Feb 9, 2026

Today

  • read.table() and subfunctions
  • write.table() and write.csv()
  • readLines()
  • writeLines()
  • more about save()

read.table()

A lot of options…
read.table(file, header = FALSE, sep = "", quote = "\"'",
           dec = ".", numerals = c("allow.loss", "warn.loss", "no.loss"),
           row.names, col.names, as.is = !stringsAsFactors,
           na.strings = "NA", colClasses = NA, nrows = -1,
           skip = 0, check.names = TRUE, fill = !blank.lines.skip,
           strip.white = FALSE, blank.lines.skip = TRUE,
           comment.char = "#",
           allowEscapes = FALSE, flush = FALSE,
           stringsAsFactors = FALSE,
           fileEncoding = "", encoding = "unknown", text, skipNul = FALSE)
  • file = file name you want to read in as a character (in quotes)
  • header = does it have a header? (T or F)
  • sep = what symbol is separating the values in each column

read.table()

…more options…
read.table(file, header = FALSE, sep = "", quote = "\"'",
           dec = ".", numerals = c("allow.loss", "warn.loss", "no.loss"),
           row.names, col.names, as.is = !stringsAsFactors,
           na.strings = "NA", colClasses = NA, nrows = -1,
           skip = 0, check.names = TRUE, fill = !blank.lines.skip,
           strip.white = FALSE, blank.lines.skip = TRUE,
           comment.char = "#",
           allowEscapes = FALSE, flush = FALSE,
           stringsAsFactors = FALSE,
           fileEncoding = "", encoding = "unknown", text, skipNul = FALSE)
  • quote = What characters are used to denote quotes?
  • dec = What’s used to denote decimals? Usually “.” or “,”.
  • row.names = which column are the rownames in?
  • col.names = specify column names directly

read.table()

…more options…
read.table(file, header = FALSE, sep = "", quote = "\"'",
           dec = ".", numerals = c("allow.loss", "warn.loss", "no.loss"),
           row.names, col.names, as.is = !stringsAsFactors,
           na.strings = "NA", colClasses = NA, nrows = -1,
           skip = 0, check.names = TRUE, fill = !blank.lines.skip,
           strip.white = FALSE, blank.lines.skip = TRUE,
           comment.char = "#",
           allowEscapes = FALSE, flush = FALSE,
           stringsAsFactors = FALSE,
           fileEncoding = "", encoding = "unknown", text, skipNul = FALSE)
  • as.is = Which columns to keep strings as factors (prevent conversion)?
  • na.strings = What character symbols should be interpreted as NAs?
  • colClasses = A vector of classes to be assumed for columns

read.table()

■ **What this exercise asks**
a – Retype the stretch of the read.table() slides from "A lot of options…" through "header? (T or F)".
b – In the records, rewrite the stretch from the line containing "exec-env-label: Execution environment: xyxy=(63,165,193,179)" through the line containing "alt-jre-row: Alternate JRE: jdk1.6.0_22", changing "System library" to "Project library" and leaving everything else as it is. Give only those lines.

■ **Material provided**
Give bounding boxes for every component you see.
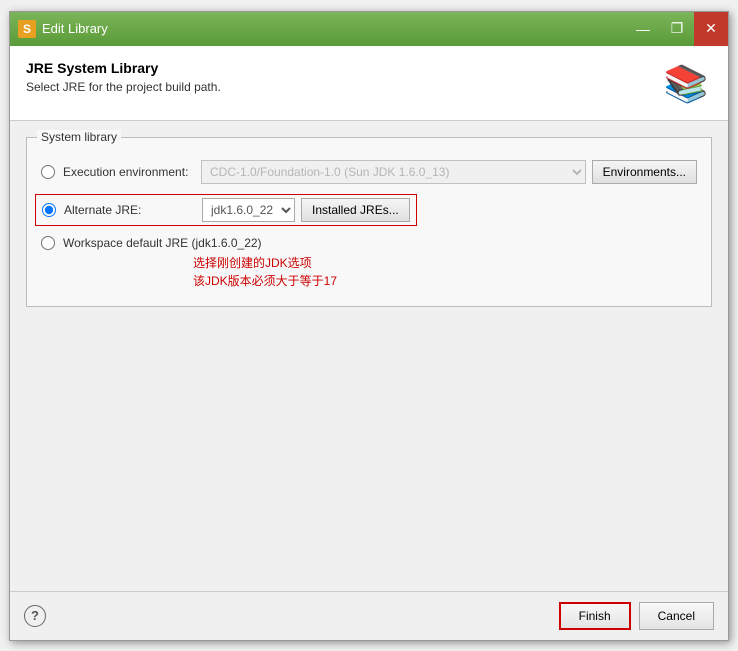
exec-env-label: Execution environment: xyxy=(63,165,193,179)
title-bar: S Edit Library — ❐ ✕ xyxy=(10,12,728,46)
maximize-button[interactable]: ❐ xyxy=(660,12,694,46)
exec-env-select[interactable]: CDC-1.0/Foundation-1.0 (Sun JDK 1.6.0_13… xyxy=(201,160,586,184)
environments-button[interactable]: Environments... xyxy=(592,160,697,184)
app-icon: S xyxy=(18,20,36,38)
group-label: System library xyxy=(37,130,121,144)
alt-jre-row: Alternate JRE: jdk1.6.0_22 Installed JRE… xyxy=(41,194,697,226)
minimize-button[interactable]: — xyxy=(626,12,660,46)
window-title: Edit Library xyxy=(42,21,108,36)
alt-jre-highlight: Alternate JRE: jdk1.6.0_22 Installed JRE… xyxy=(35,194,417,226)
footer: ? Finish Cancel xyxy=(10,591,728,640)
cancel-button[interactable]: Cancel xyxy=(639,602,714,630)
header-title: JRE System Library xyxy=(26,60,221,76)
exec-env-radio[interactable] xyxy=(41,165,55,179)
header-icon: 📚 xyxy=(660,60,712,108)
ws-default-radio[interactable] xyxy=(41,236,55,250)
header-subtitle: Select JRE for the project build path. xyxy=(26,80,221,94)
close-button[interactable]: ✕ xyxy=(694,12,728,46)
content-area: JRE System Library Select JRE for the pr… xyxy=(10,46,728,591)
finish-button[interactable]: Finish xyxy=(559,602,631,630)
exec-env-row: Execution environment: CDC-1.0/Foundatio… xyxy=(41,160,697,184)
ws-default-row: Workspace default JRE (jdk1.6.0_22) xyxy=(41,236,697,250)
annotation-line2: 该JDK版本必须大于等于17 xyxy=(193,272,697,290)
title-bar-controls: — ❐ ✕ xyxy=(626,12,728,46)
alt-jre-select[interactable]: jdk1.6.0_22 xyxy=(202,198,295,222)
annotation-line1: 选择刚创建的JDK选项 xyxy=(193,254,697,272)
help-button[interactable]: ? xyxy=(24,605,46,627)
ws-default-label: Workspace default JRE (jdk1.6.0_22) xyxy=(63,236,262,250)
alt-jre-label: Alternate JRE: xyxy=(64,203,194,217)
main-section: System library Execution environment: CD… xyxy=(10,121,728,591)
installed-jres-button[interactable]: Installed JREs... xyxy=(301,198,410,222)
header-section: JRE System Library Select JRE for the pr… xyxy=(10,46,728,121)
system-library-group: System library Execution environment: CD… xyxy=(26,137,712,307)
edit-library-window: S Edit Library — ❐ ✕ JRE System Library … xyxy=(9,11,729,641)
annotation: 选择刚创建的JDK选项 该JDK版本必须大于等于17 xyxy=(193,254,697,290)
alt-jre-radio[interactable] xyxy=(42,203,56,217)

■ **Solved tasks**
a –
A lot of options…
read.table(file, header = FALSE, sep = "", quote = "\"'",
           dec = ".", numerals = c("allow.loss", "warn.loss", "no.loss"),
           row.names, col.names, as.is = !stringsAsFactors,
           na.strings = "NA", colClasses = NA, nrows = -1,
           skip = 0, check.names = TRUE, fill = !blank.lines.skip,
           strip.white = FALSE, blank.lines.skip = TRUE,
           comment.char = "#",
           allowEscapes = FALSE, flush = FALSE,
           stringsAsFactors = FALSE,
           fileEncoding = "", encoding = "unknown", text, skipNul = FALSE)
  • file = file name you want to read in as a character (in quotes)
  • header = does it have a header? (T or F)

b –
exec-env-label: Execution environment: xyxy=(63,165,193,179)
title-bar: S Edit Library — ❐ ✕ xyxy=(10,12,728,46)
maximize-button[interactable]: ❐ xyxy=(660,12,694,46)
exec-env-select[interactable]: CDC-1.0/Foundation-1.0 (Sun JDK 1.6.0_13… xyxy=(201,160,586,184)
environments-button[interactable]: Environments... xyxy=(592,160,697,184)
app-icon: S xyxy=(18,20,36,38)
group-label: Project library xyxy=(37,130,121,144)
alt-jre-row: Alternate JRE: jdk1.6.0_22 Installed JRE… xyxy=(41,194,697,226)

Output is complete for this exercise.